Your task is to gather the lines below that hold the string "Average".

-- START OF EXERCISE MATERIALS --

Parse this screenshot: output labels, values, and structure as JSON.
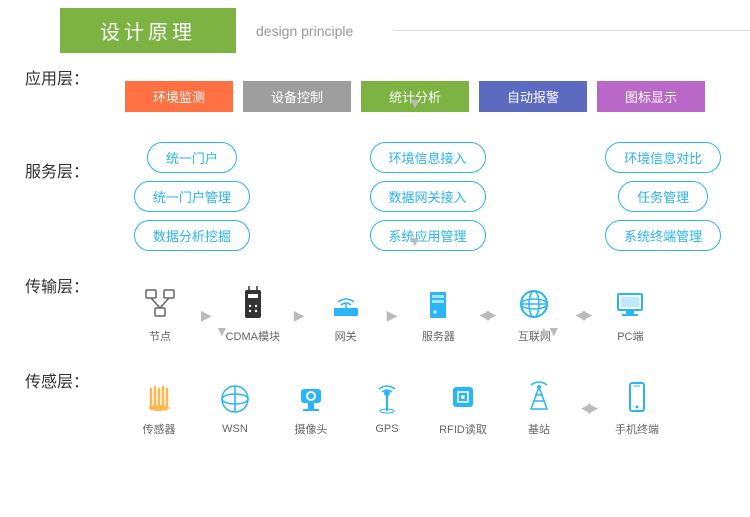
{
  "header": {
    "title_zh": "设计原理",
    "title_en": "design principle"
  },
  "layers": {
    "app": "应用层：",
    "service": "服务层：",
    "transport": "传输层：",
    "sensor": "传感层："
  },
  "app_boxes": [
    {
      "label": "环境监测",
      "color": "#ff7043"
    },
    {
      "label": "设备控制",
      "color": "#9e9e9e"
    },
    {
      "label": "统计分析",
      "color": "#7cb342"
    },
    {
      "label": "自动报警",
      "color": "#5c6bc0"
    },
    {
      "label": "图标显示",
      "color": "#ba68c8"
    }
  ],
  "service_cols": [
    [
      "统一门户",
      "统一门户管理",
      "数据分析挖掘"
    ],
    [
      "环境信息接入",
      "数据网关接入",
      "系统应用管理"
    ],
    [
      "环境信息对比",
      "任务管理",
      "系统终端管理"
    ]
  ],
  "transport_items": [
    {
      "label": "节点",
      "icon": "node"
    },
    {
      "label": "CDMA模块",
      "icon": "cdma"
    },
    {
      "label": "网关",
      "icon": "gateway"
    },
    {
      "label": "服务器",
      "icon": "server"
    },
    {
      "label": "互联网",
      "icon": "internet"
    },
    {
      "label": "PC端",
      "icon": "pc"
    }
  ],
  "sensor_items": [
    {
      "label": "传感器",
      "icon": "sensor"
    },
    {
      "label": "WSN",
      "icon": "wsn"
    },
    {
      "label": "摄像头",
      "icon": "camera"
    },
    {
      "label": "GPS",
      "icon": "gps"
    },
    {
      "label": "RFID读取",
      "icon": "rfid"
    },
    {
      "label": "基站",
      "icon": "station"
    },
    {
      "label": "手机终端",
      "icon": "phone"
    }
  ],
  "colors": {
    "icon_blue": "#29b6f6",
    "icon_orange": "#ffb74d",
    "arrow": "#bbbbbb"
  }
}
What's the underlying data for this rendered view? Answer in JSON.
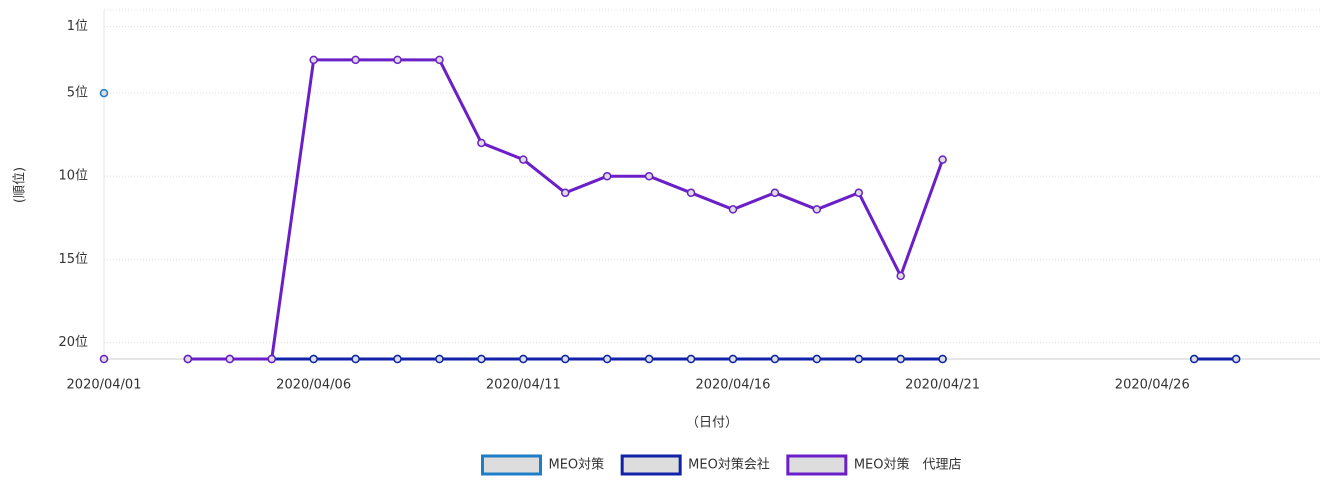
{
  "chart_data": {
    "type": "line",
    "y_label": "(順位)",
    "x_label": "（日付）",
    "categories": [
      "2020/04/01",
      null,
      null,
      null,
      null,
      "2020/04/06",
      null,
      null,
      null,
      null,
      "2020/04/11",
      null,
      null,
      null,
      null,
      "2020/04/16",
      null,
      null,
      null,
      null,
      "2020/04/21",
      null,
      null,
      null,
      null,
      "2020/04/26",
      null,
      null,
      null,
      null
    ],
    "ylim": [
      21,
      0
    ],
    "yticks": [
      {
        "value": 1,
        "label": "1位"
      },
      {
        "value": 5,
        "label": "5位"
      },
      {
        "value": 10,
        "label": "10位"
      },
      {
        "value": 15,
        "label": "15位"
      },
      {
        "value": 20,
        "label": "20位"
      }
    ],
    "grid": true,
    "legend": "bottom",
    "series": [
      {
        "name": "MEO対策",
        "color": "#1e7ec8",
        "values": [
          5,
          null,
          21,
          21,
          21,
          21,
          21,
          21,
          21,
          21,
          21,
          21,
          21,
          21,
          21,
          21,
          21,
          21,
          21,
          21,
          21,
          null,
          null,
          null,
          null,
          null,
          21,
          21,
          null,
          null
        ]
      },
      {
        "name": "MEO対策会社",
        "color": "#0f22a8",
        "values": [
          null,
          null,
          21,
          21,
          21,
          21,
          21,
          21,
          21,
          21,
          21,
          21,
          21,
          21,
          21,
          21,
          21,
          21,
          21,
          21,
          21,
          null,
          null,
          null,
          null,
          null,
          21,
          21,
          null,
          null
        ]
      },
      {
        "name": "MEO対策　代理店",
        "color": "#6a1fc8",
        "values": [
          21,
          null,
          21,
          21,
          21,
          3,
          3,
          3,
          3,
          8,
          9,
          11,
          10,
          10,
          11,
          12,
          11,
          12,
          11,
          16,
          9,
          null,
          null,
          null,
          null,
          null,
          null,
          null,
          null,
          null
        ]
      }
    ]
  }
}
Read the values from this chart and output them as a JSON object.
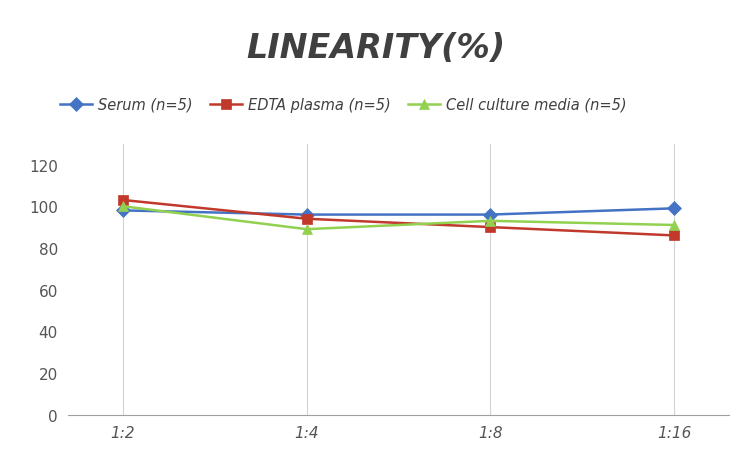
{
  "title": "LINEARITY(%)",
  "x_labels": [
    "1:2",
    "1:4",
    "1:8",
    "1:16"
  ],
  "x_positions": [
    0,
    1,
    2,
    3
  ],
  "series": [
    {
      "label": "Serum (n=5)",
      "values": [
        98,
        96,
        96,
        99
      ],
      "color": "#4472C4",
      "marker": "D",
      "markersize": 7,
      "linewidth": 1.8
    },
    {
      "label": "EDTA plasma (n=5)",
      "values": [
        103,
        94,
        90,
        86
      ],
      "color": "#C0392B",
      "marker": "s",
      "markersize": 7,
      "linewidth": 1.8
    },
    {
      "label": "Cell culture media (n=5)",
      "values": [
        100,
        89,
        93,
        91
      ],
      "color": "#92D050",
      "marker": "^",
      "markersize": 7,
      "linewidth": 1.8
    }
  ],
  "ylim": [
    0,
    130
  ],
  "yticks": [
    0,
    20,
    40,
    60,
    80,
    100,
    120
  ],
  "bg_color": "#FFFFFF",
  "grid_color": "#D3D3D3",
  "title_fontsize": 24,
  "legend_fontsize": 10.5,
  "tick_fontsize": 11
}
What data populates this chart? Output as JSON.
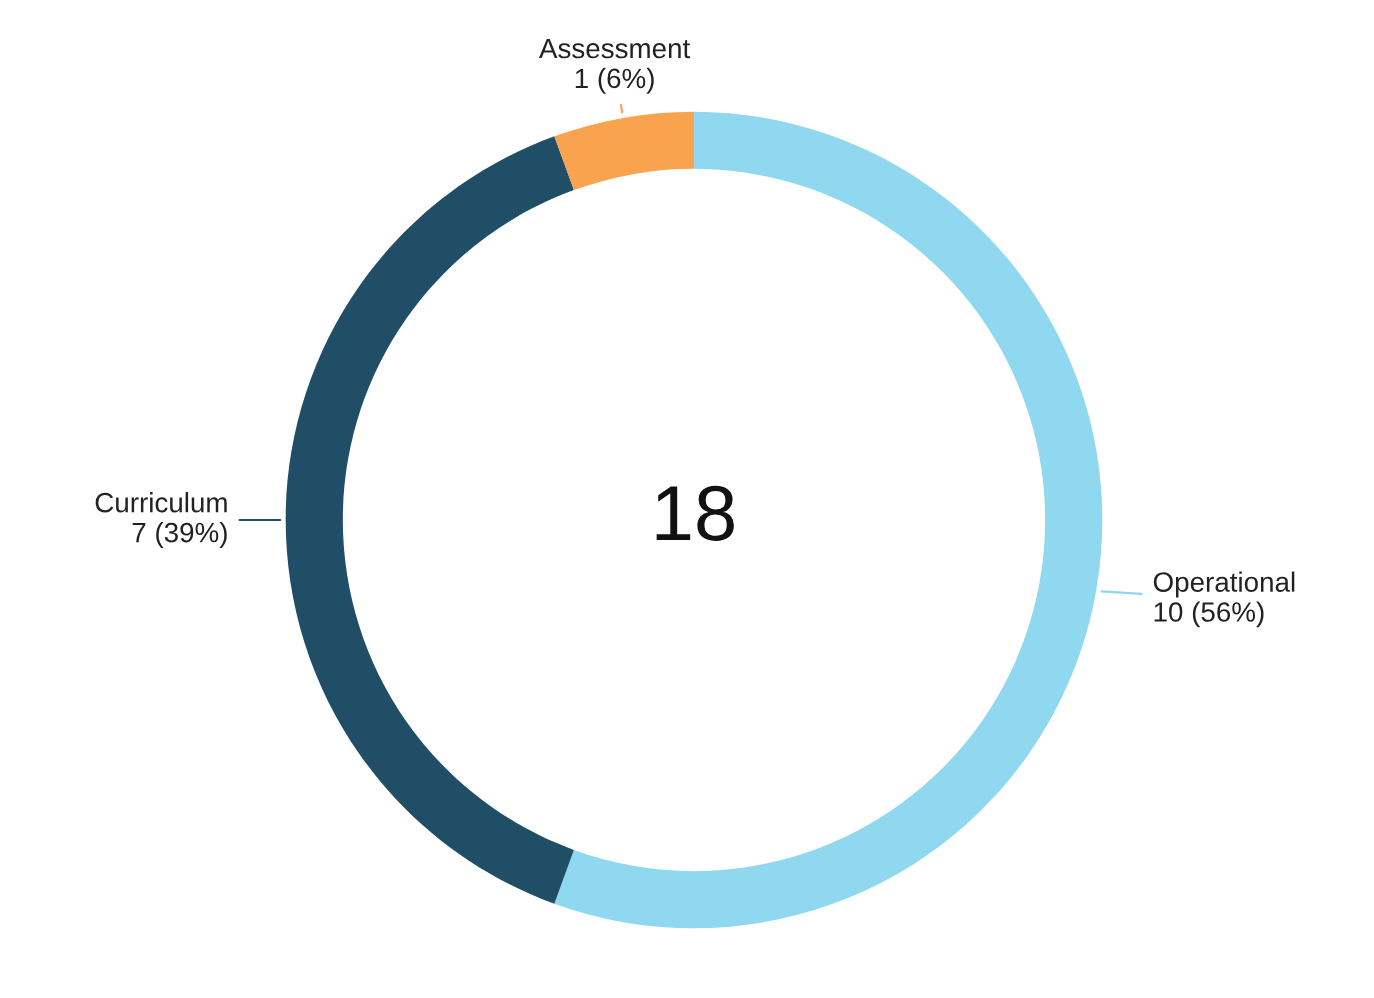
{
  "chart_data": {
    "type": "donut",
    "categories": [
      "Operational",
      "Curriculum",
      "Assessment"
    ],
    "values": [
      10,
      7,
      1
    ],
    "value_labels": [
      "10 (56%)",
      "7 (39%)",
      "1 (6%)"
    ],
    "colors": [
      "#8fd8ef",
      "#1f4e66",
      "#f9a34f"
    ],
    "annotations": [
      "18"
    ],
    "legend": false
  }
}
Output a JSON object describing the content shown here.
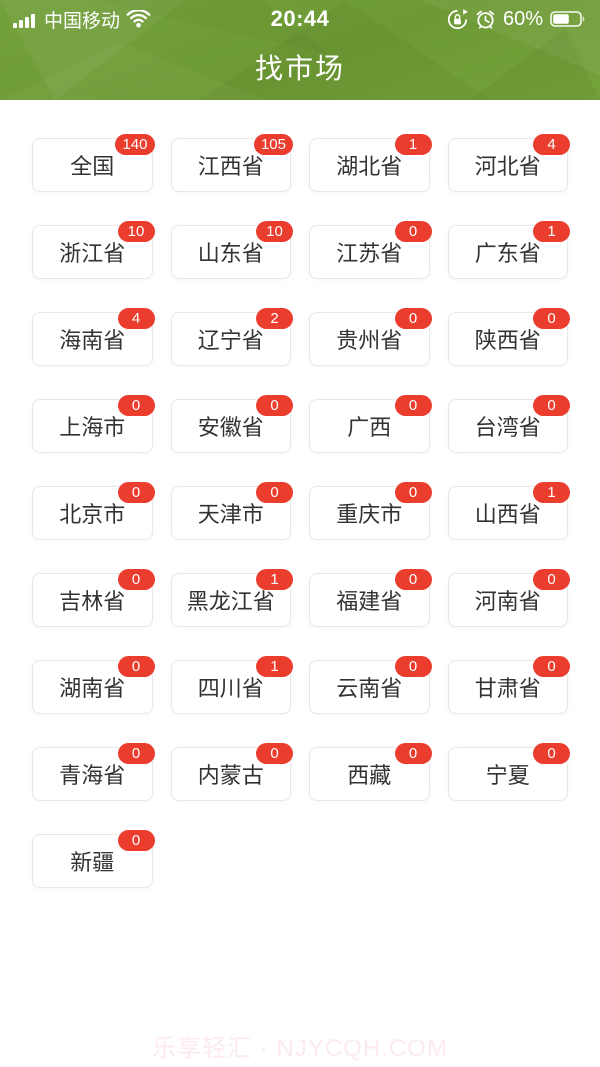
{
  "status_bar": {
    "carrier": "中国移动",
    "time": "20:44",
    "battery_percent": "60%",
    "battery_level": 0.6,
    "icons": [
      "signal-strength",
      "wifi",
      "orientation-lock",
      "alarm-clock",
      "battery"
    ]
  },
  "header": {
    "title": "找市场"
  },
  "provinces": [
    {
      "label": "全国",
      "badge": "140"
    },
    {
      "label": "江西省",
      "badge": "105"
    },
    {
      "label": "湖北省",
      "badge": "1"
    },
    {
      "label": "河北省",
      "badge": "4"
    },
    {
      "label": "浙江省",
      "badge": "10"
    },
    {
      "label": "山东省",
      "badge": "10"
    },
    {
      "label": "江苏省",
      "badge": "0"
    },
    {
      "label": "广东省",
      "badge": "1"
    },
    {
      "label": "海南省",
      "badge": "4"
    },
    {
      "label": "辽宁省",
      "badge": "2"
    },
    {
      "label": "贵州省",
      "badge": "0"
    },
    {
      "label": "陕西省",
      "badge": "0"
    },
    {
      "label": "上海市",
      "badge": "0"
    },
    {
      "label": "安徽省",
      "badge": "0"
    },
    {
      "label": "广西",
      "badge": "0"
    },
    {
      "label": "台湾省",
      "badge": "0"
    },
    {
      "label": "北京市",
      "badge": "0"
    },
    {
      "label": "天津市",
      "badge": "0"
    },
    {
      "label": "重庆市",
      "badge": "0"
    },
    {
      "label": "山西省",
      "badge": "1"
    },
    {
      "label": "吉林省",
      "badge": "0"
    },
    {
      "label": "黑龙江省",
      "badge": "1"
    },
    {
      "label": "福建省",
      "badge": "0"
    },
    {
      "label": "河南省",
      "badge": "0"
    },
    {
      "label": "湖南省",
      "badge": "0"
    },
    {
      "label": "四川省",
      "badge": "1"
    },
    {
      "label": "云南省",
      "badge": "0"
    },
    {
      "label": "甘肃省",
      "badge": "0"
    },
    {
      "label": "青海省",
      "badge": "0"
    },
    {
      "label": "内蒙古",
      "badge": "0"
    },
    {
      "label": "西藏",
      "badge": "0"
    },
    {
      "label": "宁夏",
      "badge": "0"
    },
    {
      "label": "新疆",
      "badge": "0"
    }
  ],
  "footer": {
    "watermark": "乐享轻汇 · NJYCQH.COM"
  },
  "colors": {
    "header_green": "#6d9a34",
    "badge_red": "#ea3d2e",
    "watermark_pink": "#fce9f4",
    "button_text": "#333333",
    "button_border": "#e8e8e8"
  }
}
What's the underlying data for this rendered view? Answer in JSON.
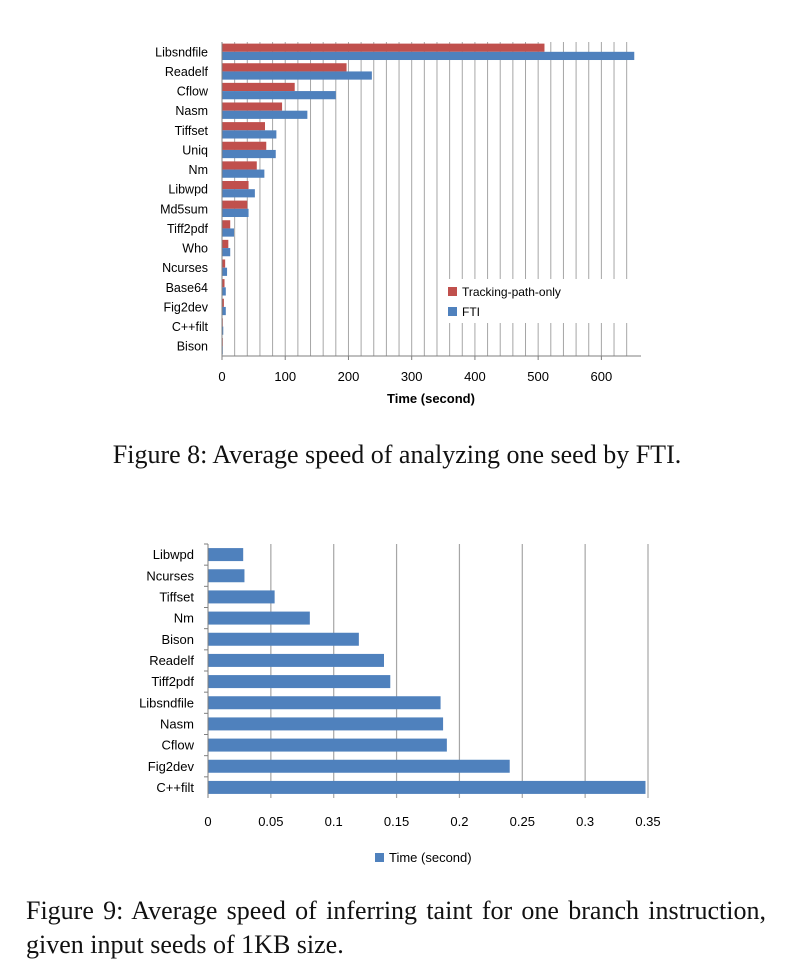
{
  "captions": {
    "fig8": "Figure 8: Average speed of analyzing one seed by FTI.",
    "fig9": "Figure 9: Average speed of inferring taint for one branch instruction, given input seeds of 1KB size."
  },
  "colors": {
    "tracking": "#c0504d",
    "fti": "#4f81bd",
    "time": "#4f81bd",
    "grid": "#a6a6a6"
  },
  "chart_data": [
    {
      "type": "bar",
      "orientation": "horizontal",
      "categories": [
        "Libsndfile",
        "Readelf",
        "Cflow",
        "Nasm",
        "Tiffset",
        "Uniq",
        "Nm",
        "Libwpd",
        "Md5sum",
        "Tiff2pdf",
        "Who",
        "Ncurses",
        "Base64",
        "Fig2dev",
        "C++filt",
        "Bison"
      ],
      "series": [
        {
          "name": "Tracking-path-only",
          "values": [
            510,
            197,
            115,
            95,
            68,
            70,
            55,
            42,
            40,
            13,
            10,
            5,
            4,
            3,
            1,
            0.5
          ]
        },
        {
          "name": "FTI",
          "values": [
            652,
            237,
            180,
            135,
            86,
            85,
            67,
            52,
            42,
            19,
            13,
            8,
            6,
            6,
            2,
            1
          ]
        }
      ],
      "xlabel": "Time (second)",
      "xticks": [
        "0",
        "100",
        "200",
        "300",
        "400",
        "500",
        "600"
      ],
      "xlim": [
        0,
        660
      ],
      "grid": true,
      "legend": "bottom-right inside"
    },
    {
      "type": "bar",
      "orientation": "horizontal",
      "categories": [
        "Libwpd",
        "Ncurses",
        "Tiffset",
        "Nm",
        "Bison",
        "Readelf",
        "Tiff2pdf",
        "Libsndfile",
        "Nasm",
        "Cflow",
        "Fig2dev",
        "C++filt"
      ],
      "series": [
        {
          "name": "Time (second)",
          "values": [
            0.028,
            0.029,
            0.053,
            0.081,
            0.12,
            0.14,
            0.145,
            0.185,
            0.187,
            0.19,
            0.24,
            0.348
          ]
        }
      ],
      "xticks": [
        "0",
        "0.05",
        "0.1",
        "0.15",
        "0.2",
        "0.25",
        "0.3",
        "0.35"
      ],
      "xlim": [
        0,
        0.35
      ],
      "grid": true,
      "legend": "bottom"
    }
  ]
}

-- END OF EXERCISE MATERIALS --

### [SOLVED EXERCISE]
    "fig8": "Figure 8: Average speed of analyzing one seed by FTI.",
    "fig9": "Figure 9: Average speed of inferring taint for one branch instruction, given input seeds of 1KB size."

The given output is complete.